Stated goal —
All of the data below must be repeated exactly.

(Source data)
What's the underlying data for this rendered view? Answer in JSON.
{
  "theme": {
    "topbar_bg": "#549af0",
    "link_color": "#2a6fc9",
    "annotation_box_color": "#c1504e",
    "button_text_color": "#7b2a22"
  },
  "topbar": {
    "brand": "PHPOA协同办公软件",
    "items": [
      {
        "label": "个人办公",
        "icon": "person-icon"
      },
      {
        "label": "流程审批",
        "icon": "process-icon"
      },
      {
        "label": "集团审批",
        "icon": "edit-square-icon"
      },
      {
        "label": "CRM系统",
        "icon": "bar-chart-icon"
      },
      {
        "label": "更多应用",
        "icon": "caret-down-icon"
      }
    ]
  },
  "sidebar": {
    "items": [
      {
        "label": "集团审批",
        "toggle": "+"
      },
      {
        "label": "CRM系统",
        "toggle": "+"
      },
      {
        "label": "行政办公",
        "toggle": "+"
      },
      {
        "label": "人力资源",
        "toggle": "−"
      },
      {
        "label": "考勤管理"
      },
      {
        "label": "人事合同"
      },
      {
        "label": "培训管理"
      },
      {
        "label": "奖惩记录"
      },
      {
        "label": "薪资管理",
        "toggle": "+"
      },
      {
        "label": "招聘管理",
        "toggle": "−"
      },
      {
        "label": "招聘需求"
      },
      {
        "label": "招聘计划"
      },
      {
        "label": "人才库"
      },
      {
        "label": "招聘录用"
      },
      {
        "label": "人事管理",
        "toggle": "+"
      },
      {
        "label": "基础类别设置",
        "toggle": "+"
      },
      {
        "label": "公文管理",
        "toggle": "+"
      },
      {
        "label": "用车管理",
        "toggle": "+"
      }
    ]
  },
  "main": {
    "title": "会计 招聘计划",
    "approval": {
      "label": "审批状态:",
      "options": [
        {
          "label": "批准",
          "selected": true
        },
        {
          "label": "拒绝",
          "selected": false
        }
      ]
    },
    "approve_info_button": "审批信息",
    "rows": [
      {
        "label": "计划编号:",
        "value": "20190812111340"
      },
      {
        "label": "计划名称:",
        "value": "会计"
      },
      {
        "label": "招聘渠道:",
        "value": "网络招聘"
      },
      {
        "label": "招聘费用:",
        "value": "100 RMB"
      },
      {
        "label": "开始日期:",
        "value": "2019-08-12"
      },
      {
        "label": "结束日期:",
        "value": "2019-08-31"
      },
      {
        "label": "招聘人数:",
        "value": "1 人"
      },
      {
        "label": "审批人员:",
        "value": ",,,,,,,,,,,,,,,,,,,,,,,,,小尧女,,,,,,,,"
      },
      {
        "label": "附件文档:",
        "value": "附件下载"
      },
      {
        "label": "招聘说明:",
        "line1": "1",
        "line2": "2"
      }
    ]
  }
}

Result for this exercise —
What's the underlying data for this rendered view? Answer in JSON.
{
  "theme": {
    "topbar_bg": "#549af0",
    "link_color": "#2a6fc9",
    "annotation_box_color": "#c1504e",
    "button_text_color": "#7b2a22"
  },
  "topbar": {
    "brand": "PHPOA协同办公软件",
    "items": [
      {
        "label": "个人办公",
        "icon": "person-icon"
      },
      {
        "label": "流程审批",
        "icon": "process-icon"
      },
      {
        "label": "集团审批",
        "icon": "edit-square-icon"
      },
      {
        "label": "CRM系统",
        "icon": "bar-chart-icon"
      },
      {
        "label": "更多应用",
        "icon": "caret-down-icon"
      }
    ]
  },
  "sidebar": {
    "items": [
      {
        "label": "集团审批",
        "toggle": "+"
      },
      {
        "label": "CRM系统",
        "toggle": "+"
      },
      {
        "label": "行政办公",
        "toggle": "+"
      },
      {
        "label": "人力资源",
        "toggle": "−"
      },
      {
        "label": "考勤管理"
      },
      {
        "label": "人事合同"
      },
      {
        "label": "培训管理"
      },
      {
        "label": "奖惩记录"
      },
      {
        "label": "薪资管理",
        "toggle": "+"
      },
      {
        "label": "招聘管理",
        "toggle": "−"
      },
      {
        "label": "招聘需求"
      },
      {
        "label": "招聘计划"
      },
      {
        "label": "人才库"
      },
      {
        "label": "招聘录用"
      },
      {
        "label": "人事管理",
        "toggle": "+"
      },
      {
        "label": "基础类别设置",
        "toggle": "+"
      },
      {
        "label": "公文管理",
        "toggle": "+"
      },
      {
        "label": "用车管理",
        "toggle": "+"
      }
    ]
  },
  "main": {
    "title": "会计 招聘计划",
    "approval": {
      "label": "审批状态:",
      "options": [
        {
          "label": "批准",
          "selected": true
        },
        {
          "label": "拒绝",
          "selected": false
        }
      ]
    },
    "approve_info_button": "审批信息",
    "rows": [
      {
        "label": "计划编号:",
        "value": "20190812111340"
      },
      {
        "label": "计划名称:",
        "value": "会计"
      },
      {
        "label": "招聘渠道:",
        "value": "网络招聘"
      },
      {
        "label": "招聘费用:",
        "value": "100 RMB"
      },
      {
        "label": "开始日期:",
        "value": "2019-08-12"
      },
      {
        "label": "结束日期:",
        "value": "2019-08-31"
      },
      {
        "label": "招聘人数:",
        "value": "1 人"
      },
      {
        "label": "审批人员:",
        "value": ",,,,,,,,,,,,,,,,,,,,,,,,,小尧女,,,,,,,,"
      },
      {
        "label": "附件文档:",
        "value": "附件下载"
      },
      {
        "label": "招聘说明:",
        "line1": "1",
        "line2": "2"
      }
    ]
  }
}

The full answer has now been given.